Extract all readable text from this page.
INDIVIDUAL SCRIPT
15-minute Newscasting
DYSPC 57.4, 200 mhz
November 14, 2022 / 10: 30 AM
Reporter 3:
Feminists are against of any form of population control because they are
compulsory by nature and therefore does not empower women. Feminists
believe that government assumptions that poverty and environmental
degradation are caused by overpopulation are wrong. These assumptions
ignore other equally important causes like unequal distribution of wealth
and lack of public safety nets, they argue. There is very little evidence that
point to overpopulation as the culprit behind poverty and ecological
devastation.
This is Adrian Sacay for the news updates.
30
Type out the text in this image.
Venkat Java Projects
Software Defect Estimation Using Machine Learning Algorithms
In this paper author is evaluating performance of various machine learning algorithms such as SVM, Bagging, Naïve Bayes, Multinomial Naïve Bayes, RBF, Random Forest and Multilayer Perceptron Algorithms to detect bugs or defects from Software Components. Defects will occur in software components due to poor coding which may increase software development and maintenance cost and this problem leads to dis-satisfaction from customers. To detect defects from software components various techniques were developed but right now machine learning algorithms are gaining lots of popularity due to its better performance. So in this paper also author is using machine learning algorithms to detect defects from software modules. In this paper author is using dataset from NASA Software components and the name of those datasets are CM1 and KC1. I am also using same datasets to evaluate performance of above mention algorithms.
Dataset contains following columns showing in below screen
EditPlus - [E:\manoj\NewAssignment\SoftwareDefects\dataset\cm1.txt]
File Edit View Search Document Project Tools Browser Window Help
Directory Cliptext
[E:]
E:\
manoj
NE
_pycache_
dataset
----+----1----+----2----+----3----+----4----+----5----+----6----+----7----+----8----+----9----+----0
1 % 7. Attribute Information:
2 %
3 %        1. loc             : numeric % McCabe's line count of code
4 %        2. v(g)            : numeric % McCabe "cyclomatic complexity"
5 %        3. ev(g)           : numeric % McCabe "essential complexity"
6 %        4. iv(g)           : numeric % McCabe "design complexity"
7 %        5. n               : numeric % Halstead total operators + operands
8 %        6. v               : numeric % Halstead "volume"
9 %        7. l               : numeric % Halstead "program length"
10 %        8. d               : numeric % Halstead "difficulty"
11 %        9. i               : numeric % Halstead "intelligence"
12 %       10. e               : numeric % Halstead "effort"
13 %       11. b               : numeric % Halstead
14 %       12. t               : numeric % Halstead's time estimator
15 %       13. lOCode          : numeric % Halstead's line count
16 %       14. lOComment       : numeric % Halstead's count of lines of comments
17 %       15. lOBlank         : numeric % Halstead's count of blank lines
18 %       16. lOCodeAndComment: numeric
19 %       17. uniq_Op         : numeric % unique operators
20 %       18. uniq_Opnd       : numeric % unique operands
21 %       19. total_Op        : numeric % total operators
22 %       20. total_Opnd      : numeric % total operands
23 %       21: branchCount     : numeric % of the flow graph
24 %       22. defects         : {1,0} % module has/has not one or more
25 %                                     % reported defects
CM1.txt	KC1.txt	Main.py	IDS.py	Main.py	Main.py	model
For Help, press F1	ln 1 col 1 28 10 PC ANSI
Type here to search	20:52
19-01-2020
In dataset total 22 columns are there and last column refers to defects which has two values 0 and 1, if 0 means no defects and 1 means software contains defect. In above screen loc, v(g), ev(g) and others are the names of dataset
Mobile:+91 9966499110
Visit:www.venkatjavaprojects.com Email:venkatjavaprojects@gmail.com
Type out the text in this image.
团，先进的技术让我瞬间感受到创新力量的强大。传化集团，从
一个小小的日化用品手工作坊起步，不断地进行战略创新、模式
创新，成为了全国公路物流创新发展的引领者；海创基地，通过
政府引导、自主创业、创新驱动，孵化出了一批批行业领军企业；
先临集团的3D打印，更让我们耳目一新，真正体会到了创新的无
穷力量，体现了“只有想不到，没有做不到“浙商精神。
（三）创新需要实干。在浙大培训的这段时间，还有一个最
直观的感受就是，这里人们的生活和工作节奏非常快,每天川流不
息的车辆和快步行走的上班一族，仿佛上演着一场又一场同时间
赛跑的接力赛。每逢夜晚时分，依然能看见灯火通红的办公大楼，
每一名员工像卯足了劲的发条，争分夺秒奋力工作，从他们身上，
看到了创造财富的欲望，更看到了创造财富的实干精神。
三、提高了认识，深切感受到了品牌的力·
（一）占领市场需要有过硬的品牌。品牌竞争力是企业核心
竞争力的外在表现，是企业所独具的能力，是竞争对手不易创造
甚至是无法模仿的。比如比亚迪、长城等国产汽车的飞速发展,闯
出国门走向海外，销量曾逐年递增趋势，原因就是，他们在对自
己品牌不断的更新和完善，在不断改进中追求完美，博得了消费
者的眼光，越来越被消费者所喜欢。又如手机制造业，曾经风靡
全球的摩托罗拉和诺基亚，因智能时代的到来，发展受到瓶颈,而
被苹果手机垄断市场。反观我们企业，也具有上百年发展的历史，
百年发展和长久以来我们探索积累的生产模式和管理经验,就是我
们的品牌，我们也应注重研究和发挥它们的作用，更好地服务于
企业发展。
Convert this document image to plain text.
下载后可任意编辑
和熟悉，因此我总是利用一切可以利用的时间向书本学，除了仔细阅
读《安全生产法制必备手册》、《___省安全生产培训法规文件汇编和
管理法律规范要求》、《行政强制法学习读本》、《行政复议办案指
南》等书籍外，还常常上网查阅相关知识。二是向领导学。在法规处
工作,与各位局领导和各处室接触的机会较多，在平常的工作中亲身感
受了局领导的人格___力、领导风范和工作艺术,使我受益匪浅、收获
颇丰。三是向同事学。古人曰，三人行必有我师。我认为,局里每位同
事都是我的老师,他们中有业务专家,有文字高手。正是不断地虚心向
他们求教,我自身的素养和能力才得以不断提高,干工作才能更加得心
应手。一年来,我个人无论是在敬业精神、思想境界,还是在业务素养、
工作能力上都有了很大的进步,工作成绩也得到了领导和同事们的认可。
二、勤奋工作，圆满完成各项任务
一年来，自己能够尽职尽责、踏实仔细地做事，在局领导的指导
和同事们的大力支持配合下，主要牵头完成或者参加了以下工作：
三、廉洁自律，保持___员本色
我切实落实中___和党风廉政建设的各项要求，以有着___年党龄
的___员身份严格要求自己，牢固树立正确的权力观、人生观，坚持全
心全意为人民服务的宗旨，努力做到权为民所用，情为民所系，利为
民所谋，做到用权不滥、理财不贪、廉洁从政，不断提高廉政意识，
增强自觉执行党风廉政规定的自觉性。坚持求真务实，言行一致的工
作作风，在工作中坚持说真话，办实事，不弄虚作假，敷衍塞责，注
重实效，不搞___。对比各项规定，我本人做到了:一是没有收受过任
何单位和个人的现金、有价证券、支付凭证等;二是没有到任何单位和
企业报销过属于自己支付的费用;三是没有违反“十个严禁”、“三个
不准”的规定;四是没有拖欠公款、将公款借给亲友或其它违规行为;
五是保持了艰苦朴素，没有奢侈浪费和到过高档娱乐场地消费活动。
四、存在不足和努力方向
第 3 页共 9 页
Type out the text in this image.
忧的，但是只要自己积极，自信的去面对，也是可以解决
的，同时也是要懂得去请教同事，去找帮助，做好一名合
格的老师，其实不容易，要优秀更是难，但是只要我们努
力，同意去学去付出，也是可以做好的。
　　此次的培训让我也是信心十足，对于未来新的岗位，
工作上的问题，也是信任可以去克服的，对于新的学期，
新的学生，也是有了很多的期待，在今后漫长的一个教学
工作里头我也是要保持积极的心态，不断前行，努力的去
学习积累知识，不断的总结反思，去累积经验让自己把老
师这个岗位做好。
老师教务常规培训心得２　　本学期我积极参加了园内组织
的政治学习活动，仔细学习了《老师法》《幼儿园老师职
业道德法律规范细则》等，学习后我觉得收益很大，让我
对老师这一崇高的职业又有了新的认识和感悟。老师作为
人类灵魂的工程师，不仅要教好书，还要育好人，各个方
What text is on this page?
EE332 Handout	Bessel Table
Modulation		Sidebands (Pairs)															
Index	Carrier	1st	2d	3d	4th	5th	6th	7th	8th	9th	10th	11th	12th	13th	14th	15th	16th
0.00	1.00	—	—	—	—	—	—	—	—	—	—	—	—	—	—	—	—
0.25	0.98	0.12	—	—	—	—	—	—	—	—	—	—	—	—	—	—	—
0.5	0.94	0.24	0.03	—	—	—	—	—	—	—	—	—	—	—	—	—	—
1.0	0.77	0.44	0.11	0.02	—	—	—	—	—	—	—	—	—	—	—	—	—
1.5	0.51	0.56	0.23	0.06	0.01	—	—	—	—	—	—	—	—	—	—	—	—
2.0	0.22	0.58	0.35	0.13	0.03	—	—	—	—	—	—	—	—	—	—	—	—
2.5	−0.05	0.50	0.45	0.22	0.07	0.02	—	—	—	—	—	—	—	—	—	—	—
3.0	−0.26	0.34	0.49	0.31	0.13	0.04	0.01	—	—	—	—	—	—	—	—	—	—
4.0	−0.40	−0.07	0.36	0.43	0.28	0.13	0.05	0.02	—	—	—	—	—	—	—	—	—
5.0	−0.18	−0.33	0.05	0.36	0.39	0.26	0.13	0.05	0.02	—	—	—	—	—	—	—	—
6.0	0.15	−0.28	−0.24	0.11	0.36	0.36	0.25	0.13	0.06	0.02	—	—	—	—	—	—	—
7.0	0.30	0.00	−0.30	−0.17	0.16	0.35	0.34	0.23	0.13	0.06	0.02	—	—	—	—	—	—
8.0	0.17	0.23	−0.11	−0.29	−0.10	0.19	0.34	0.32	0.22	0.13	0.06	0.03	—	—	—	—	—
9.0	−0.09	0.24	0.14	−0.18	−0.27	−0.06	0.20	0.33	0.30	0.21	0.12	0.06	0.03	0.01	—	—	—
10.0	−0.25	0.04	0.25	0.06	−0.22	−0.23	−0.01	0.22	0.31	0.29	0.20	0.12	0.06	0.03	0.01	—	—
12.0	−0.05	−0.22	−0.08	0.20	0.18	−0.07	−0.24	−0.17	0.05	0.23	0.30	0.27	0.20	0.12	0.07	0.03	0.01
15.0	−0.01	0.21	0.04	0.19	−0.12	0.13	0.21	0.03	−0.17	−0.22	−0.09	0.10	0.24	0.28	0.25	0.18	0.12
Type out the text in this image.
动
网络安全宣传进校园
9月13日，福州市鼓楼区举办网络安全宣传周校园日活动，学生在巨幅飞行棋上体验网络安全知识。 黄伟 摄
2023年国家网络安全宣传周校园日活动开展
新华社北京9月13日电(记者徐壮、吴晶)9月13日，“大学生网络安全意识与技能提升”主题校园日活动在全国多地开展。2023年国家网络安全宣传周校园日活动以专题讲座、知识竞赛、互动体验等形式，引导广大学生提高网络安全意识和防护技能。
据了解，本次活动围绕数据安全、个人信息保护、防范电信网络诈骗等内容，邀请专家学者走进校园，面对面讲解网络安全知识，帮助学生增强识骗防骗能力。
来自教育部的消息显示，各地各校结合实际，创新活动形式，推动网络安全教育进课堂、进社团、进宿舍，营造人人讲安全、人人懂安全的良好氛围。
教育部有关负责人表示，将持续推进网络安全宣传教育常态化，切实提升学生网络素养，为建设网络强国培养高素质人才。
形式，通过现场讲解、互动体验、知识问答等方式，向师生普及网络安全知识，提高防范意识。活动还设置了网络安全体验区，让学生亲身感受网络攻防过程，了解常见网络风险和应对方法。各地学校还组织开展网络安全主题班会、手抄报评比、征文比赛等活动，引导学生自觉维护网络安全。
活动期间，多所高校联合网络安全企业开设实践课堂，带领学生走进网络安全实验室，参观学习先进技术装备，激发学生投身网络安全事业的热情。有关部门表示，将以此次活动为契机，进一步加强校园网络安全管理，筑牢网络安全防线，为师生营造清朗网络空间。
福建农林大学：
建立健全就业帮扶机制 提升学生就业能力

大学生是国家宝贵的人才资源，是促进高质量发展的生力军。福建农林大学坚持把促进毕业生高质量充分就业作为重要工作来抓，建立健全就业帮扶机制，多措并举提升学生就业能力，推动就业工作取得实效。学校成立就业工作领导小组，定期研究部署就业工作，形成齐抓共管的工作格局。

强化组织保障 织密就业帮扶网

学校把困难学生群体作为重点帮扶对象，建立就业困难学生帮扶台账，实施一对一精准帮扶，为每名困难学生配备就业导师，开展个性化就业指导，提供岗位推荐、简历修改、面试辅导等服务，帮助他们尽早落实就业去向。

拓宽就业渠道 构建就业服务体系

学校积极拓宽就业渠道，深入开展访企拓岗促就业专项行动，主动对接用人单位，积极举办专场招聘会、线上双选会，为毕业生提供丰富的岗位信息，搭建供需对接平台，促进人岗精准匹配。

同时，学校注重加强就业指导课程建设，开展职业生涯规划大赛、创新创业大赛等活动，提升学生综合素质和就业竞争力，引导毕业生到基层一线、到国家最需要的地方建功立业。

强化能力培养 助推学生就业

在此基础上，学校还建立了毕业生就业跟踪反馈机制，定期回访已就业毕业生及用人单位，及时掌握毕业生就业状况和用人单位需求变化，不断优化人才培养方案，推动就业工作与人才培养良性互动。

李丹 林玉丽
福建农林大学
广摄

## [Direction]
Find the string "poverty" in the records, then copy each line where it occurs.

## [Output for this exercise]
believe that government assumptions that poverty and environmental
point to overpopulation as the culprit behind poverty and ecological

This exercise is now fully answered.